▸ GIVEN REQUEST: Can you restate the records below word for word?

▸ RECORD SET:
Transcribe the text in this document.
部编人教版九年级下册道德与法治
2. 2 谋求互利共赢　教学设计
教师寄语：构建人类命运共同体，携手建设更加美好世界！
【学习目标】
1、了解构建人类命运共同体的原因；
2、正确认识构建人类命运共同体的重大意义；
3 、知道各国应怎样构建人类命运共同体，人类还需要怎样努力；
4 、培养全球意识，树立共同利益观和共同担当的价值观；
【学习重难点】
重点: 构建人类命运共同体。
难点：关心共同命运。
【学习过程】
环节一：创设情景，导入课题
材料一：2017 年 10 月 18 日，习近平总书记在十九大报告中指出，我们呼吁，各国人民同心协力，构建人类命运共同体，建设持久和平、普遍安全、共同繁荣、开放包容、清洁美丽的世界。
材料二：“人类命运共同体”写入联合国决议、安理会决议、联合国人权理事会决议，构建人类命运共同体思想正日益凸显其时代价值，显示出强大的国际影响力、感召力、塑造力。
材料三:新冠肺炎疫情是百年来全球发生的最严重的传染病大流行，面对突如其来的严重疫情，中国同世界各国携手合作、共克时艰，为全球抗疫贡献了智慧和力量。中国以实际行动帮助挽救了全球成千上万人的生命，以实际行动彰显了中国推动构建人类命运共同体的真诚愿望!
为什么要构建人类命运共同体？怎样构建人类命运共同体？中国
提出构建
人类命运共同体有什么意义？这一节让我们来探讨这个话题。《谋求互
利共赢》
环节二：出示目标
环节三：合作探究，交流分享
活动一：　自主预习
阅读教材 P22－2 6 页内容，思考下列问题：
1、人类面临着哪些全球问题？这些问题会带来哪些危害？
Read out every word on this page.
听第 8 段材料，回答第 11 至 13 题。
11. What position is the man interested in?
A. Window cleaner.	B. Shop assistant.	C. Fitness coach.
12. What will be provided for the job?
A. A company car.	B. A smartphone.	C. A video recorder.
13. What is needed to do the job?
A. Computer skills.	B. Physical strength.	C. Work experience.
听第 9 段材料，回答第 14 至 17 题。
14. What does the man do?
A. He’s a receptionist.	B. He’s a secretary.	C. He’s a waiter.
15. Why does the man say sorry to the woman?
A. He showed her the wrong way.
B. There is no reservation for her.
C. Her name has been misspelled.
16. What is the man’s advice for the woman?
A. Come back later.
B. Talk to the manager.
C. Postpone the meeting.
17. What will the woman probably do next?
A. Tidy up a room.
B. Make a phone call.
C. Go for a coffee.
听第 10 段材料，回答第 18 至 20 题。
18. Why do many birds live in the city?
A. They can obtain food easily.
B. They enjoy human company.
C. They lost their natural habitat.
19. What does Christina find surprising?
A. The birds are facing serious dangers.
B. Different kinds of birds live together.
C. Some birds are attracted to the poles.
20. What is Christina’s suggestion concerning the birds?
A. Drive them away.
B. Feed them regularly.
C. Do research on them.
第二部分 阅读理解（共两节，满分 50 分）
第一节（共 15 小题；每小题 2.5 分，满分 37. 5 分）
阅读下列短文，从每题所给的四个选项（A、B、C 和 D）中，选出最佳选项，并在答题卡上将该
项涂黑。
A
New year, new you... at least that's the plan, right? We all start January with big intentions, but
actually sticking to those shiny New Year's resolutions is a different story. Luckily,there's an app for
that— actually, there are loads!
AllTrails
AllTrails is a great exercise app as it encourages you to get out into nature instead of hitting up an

▸ SOLUTION:
Transcribe the text in this document.
部编人教版九年级下册道德与法治
2. 2 谋求互利共赢　教学设计
教师寄语：构建人类命运共同体，携手建设更加美好世界！
【学习目标】
1、了解构建人类命运共同体的原因；
2、正确认识构建人类命运共同体的重大意义；
3 、知道各国应怎样构建人类命运共同体，人类还需要怎样努力；
4 、培养全球意识，树立共同利益观和共同担当的价值观；
【学习重难点】
重点: 构建人类命运共同体。
难点：关心共同命运。
【学习过程】
环节一：创设情景，导入课题
材料一：2017 年 10 月 18 日，习近平总书记在十九大报告中指出，我们呼吁，各国人民同心协力，构建人类命运共同体，建设持久和平、普遍安全、共同繁荣、开放包容、清洁美丽的世界。
材料二：“人类命运共同体”写入联合国决议、安理会决议、联合国人权理事会决议，构建人类命运共同体思想正日益凸显其时代价值，显示出强大的国际影响力、感召力、塑造力。
材料三:新冠肺炎疫情是百年来全球发生的最严重的传染病大流行，面对突如其来的严重疫情，中国同世界各国携手合作、共克时艰，为全球抗疫贡献了智慧和力量。中国以实际行动帮助挽救了全球成千上万人的生命，以实际行动彰显了中国推动构建人类命运共同体的真诚愿望!
为什么要构建人类命运共同体？怎样构建人类命运共同体？中国
提出构建
人类命运共同体有什么意义？这一节让我们来探讨这个话题。《谋求互
利共赢》
环节二：出示目标
环节三：合作探究，交流分享
活动一：　自主预习
阅读教材 P22－2 6 页内容，思考下列问题：
1、人类面临着哪些全球问题？这些问题会带来哪些危害？
Read out every word on this page.
听第 8 段材料，回答第 11 至 13 题。
11. What position is the man interested in?
A. Window cleaner.	B. Shop assistant.	C. Fitness coach.
12. What will be provided for the job?
A. A company car.	B. A smartphone.	C. A video recorder.
13. What is needed to do the job?
A. Computer skills.	B. Physical strength.	C. Work experience.
听第 9 段材料，回答第 14 至 17 题。
14. What does the man do?
A. He’s a receptionist.	B. He’s a secretary.	C. He’s a waiter.
15. Why does the man say sorry to the woman?
A. He showed her the wrong way.
B. There is no reservation for her.
C. Her name has been misspelled.
16. What is the man’s advice for the woman?
A. Come back later.
B. Talk to the manager.
C. Postpone the meeting.
17. What will the woman probably do next?
A. Tidy up a room.
B. Make a phone call.
C. Go for a coffee.
听第 10 段材料，回答第 18 至 20 题。
18. Why do many birds live in the city?
A. They can obtain food easily.
B. They enjoy human company.
C. They lost their natural habitat.
19. What does Christina find surprising?
A. The birds are facing serious dangers.
B. Different kinds of birds live together.
C. Some birds are attracted to the poles.
20. What is Christina’s suggestion concerning the birds?
A. Drive them away.
B. Feed them regularly.
C. Do research on them.
第二部分 阅读理解（共两节，满分 50 分）
第一节（共 15 小题；每小题 2.5 分，满分 37. 5 分）
阅读下列短文，从每题所给的四个选项（A、B、C 和 D）中，选出最佳选项，并在答题卡上将该
项涂黑。
A
New year, new you... at least that's the plan, right? We all start January with big intentions, but
actually sticking to those shiny New Year's resolutions is a different story. Luckily,there's an app for
that— actually, there are loads!
AllTrails
AllTrails is a great exercise app as it encourages you to get out into nature instead of hitting up an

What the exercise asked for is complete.